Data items
■ ■ ■

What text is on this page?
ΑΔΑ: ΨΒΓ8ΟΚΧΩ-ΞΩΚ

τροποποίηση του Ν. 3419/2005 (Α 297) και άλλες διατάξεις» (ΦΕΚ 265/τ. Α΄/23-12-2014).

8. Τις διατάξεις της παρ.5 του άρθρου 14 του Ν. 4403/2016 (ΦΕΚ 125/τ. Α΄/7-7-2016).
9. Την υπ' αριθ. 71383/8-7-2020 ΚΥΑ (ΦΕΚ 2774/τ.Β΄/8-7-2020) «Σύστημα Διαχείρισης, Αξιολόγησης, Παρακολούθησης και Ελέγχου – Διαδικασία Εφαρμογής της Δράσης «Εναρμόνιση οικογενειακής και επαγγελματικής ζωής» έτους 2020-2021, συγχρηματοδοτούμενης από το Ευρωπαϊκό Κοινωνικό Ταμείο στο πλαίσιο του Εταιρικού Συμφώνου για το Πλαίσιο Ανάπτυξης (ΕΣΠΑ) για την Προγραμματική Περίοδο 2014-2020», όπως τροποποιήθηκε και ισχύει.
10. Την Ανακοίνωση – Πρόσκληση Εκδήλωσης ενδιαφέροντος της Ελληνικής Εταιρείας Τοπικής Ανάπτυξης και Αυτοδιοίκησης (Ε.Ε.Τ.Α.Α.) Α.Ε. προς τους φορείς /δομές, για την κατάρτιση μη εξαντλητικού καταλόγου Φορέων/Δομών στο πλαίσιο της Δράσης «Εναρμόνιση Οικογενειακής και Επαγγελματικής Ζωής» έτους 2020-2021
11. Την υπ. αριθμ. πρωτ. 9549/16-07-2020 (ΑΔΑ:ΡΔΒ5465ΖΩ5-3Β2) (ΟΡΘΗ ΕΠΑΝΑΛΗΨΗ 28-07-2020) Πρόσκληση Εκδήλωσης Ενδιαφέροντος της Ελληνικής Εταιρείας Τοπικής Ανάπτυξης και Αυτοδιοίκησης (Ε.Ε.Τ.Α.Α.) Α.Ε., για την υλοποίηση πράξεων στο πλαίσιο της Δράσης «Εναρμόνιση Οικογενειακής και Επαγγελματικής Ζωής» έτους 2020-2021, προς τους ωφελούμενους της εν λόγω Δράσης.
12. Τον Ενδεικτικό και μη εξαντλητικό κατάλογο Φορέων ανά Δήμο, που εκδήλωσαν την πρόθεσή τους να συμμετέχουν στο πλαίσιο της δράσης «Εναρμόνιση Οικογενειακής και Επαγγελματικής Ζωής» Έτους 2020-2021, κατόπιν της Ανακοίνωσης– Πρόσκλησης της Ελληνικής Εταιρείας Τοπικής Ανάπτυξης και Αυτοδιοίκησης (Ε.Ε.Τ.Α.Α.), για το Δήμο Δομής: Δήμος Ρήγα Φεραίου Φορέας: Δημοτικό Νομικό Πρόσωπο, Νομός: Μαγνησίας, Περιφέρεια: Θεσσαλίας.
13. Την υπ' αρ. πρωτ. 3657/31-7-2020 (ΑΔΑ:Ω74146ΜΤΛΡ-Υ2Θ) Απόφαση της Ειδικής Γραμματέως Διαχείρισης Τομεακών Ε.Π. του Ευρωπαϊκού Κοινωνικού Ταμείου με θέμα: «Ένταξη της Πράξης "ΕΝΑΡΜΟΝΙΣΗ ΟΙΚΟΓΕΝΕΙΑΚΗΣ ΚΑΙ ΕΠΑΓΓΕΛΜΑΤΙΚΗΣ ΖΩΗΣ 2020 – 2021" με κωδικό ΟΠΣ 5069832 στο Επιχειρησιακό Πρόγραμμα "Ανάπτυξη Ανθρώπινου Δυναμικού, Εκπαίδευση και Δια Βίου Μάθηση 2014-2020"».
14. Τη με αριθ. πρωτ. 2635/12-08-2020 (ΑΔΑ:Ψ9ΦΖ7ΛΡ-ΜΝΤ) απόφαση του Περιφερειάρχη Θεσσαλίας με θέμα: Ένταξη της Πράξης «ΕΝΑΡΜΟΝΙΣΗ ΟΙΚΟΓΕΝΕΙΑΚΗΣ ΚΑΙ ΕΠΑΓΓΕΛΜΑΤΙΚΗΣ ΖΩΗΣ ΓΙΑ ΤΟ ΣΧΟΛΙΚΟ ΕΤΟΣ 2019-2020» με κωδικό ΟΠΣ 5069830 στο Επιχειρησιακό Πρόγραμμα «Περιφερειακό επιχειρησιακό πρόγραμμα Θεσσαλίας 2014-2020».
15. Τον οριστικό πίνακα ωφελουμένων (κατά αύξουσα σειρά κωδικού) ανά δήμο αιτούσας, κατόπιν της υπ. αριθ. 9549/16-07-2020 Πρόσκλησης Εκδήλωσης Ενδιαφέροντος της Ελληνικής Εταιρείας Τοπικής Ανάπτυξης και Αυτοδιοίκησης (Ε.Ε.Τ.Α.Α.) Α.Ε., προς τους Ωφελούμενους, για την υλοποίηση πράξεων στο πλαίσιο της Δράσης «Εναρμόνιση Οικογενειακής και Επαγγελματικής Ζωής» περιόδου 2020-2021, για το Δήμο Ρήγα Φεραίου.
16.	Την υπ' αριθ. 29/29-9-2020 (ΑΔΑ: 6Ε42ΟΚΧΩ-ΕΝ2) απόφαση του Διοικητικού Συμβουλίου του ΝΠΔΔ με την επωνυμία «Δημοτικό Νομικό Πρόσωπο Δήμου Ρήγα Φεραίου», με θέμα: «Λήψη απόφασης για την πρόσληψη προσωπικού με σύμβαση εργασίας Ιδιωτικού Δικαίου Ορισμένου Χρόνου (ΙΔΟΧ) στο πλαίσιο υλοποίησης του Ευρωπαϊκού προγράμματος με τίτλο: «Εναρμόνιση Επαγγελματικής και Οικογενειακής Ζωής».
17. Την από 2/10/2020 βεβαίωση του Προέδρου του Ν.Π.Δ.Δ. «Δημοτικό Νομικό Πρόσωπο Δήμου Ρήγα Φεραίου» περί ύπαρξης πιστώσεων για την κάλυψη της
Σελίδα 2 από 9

■ ■ ■

# Set task
Your answer should be one number: how many lines in the material above contain the string "διατάξεις".

# Written reply
2